## [WHAT NEEDS TO BE DONE]
Filter this data down to the lines that hold "based", and copy them.

[Data records]

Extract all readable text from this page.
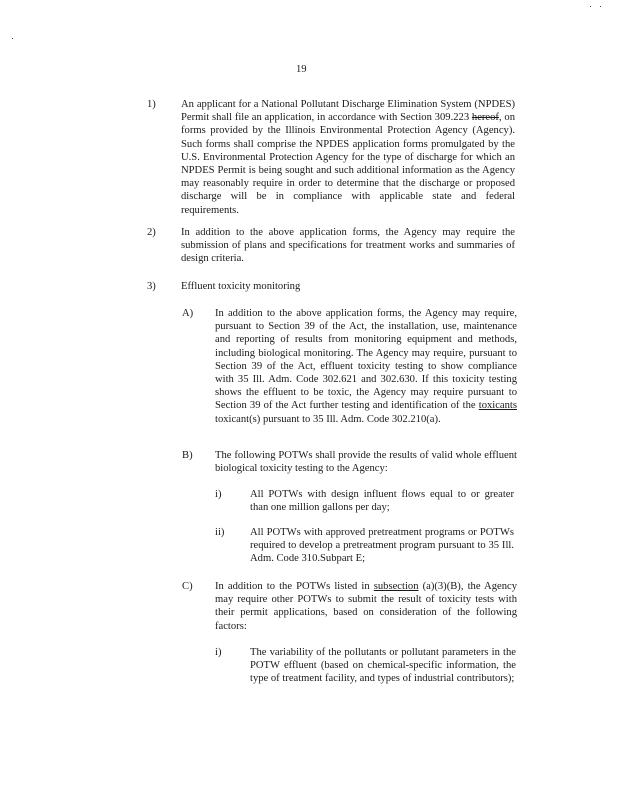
19
1) An applicant for a National Pollutant Discharge Elimination System (NPDES) Permit shall file an application, in accordance with Section 309.223 hereof, on forms provided by the Illinois Environmental Protection Agency (Agency). Such forms shall comprise the NPDES application forms promulgated by the U.S. Environmental Protection Agency for the type of discharge for which an NPDES Permit is being sought and such additional information as the Agency may reasonably require in order to determine that the discharge or proposed discharge will be in compliance with applicable state and federal requirements.

2) In addition to the above application forms, the Agency may require the submission of plans and specifications for treatment works and summaries of design criteria.

3) Effluent toxicity monitoring
A) In addition to the above application forms, the Agency may require, pursuant to Section 39 of the Act, the installation, use, maintenance and reporting of results from monitoring equipment and methods, including biological monitoring. The Agency may require, pursuant to Section 39 of the Act, effluent toxicity testing to show compliance with 35 Ill. Adm. Code 302.621 and 302.630. If this toxicity testing shows the effluent to be toxic, the Agency may require pursuant to Section 39 of the Act further testing and identification of the toxicants toxicant(s) pursuant to 35 Ill. Adm. Code 302.210(a).

B) The following POTWs shall provide the results of valid whole effluent biological toxicity testing to the Agency:

i)	All POTWs with design influent flows equal to or greater than one million gallons per day;

ii) All POTWs with approved pretreatment programs or POTWs required to develop a pretreatment program pursuant to 35 Ill. Adm. Code 310.Subpart E;

C) In addition to the POTWs listed in subsection (a)(3)(B), the Agency may require other POTWs to submit the result of toxicity tests with their permit applications, based on consideration of the following factors:

i)	The variability of the pollutants or pollutant parameters in the POTW effluent (based on chemical-specific information, the type of treatment facility, and types of industrial contributors);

## [ANSWER IN FULL]
C) In addition to the POTWs listed in subsection (a)(3)(B), the Agency may require other POTWs to submit the result of toxicity tests with their permit applications, based on consideration of the following factors:
i)	The variability of the pollutants or pollutant parameters in the POTW effluent (based on chemical-specific information, the type of treatment facility, and types of industrial contributors);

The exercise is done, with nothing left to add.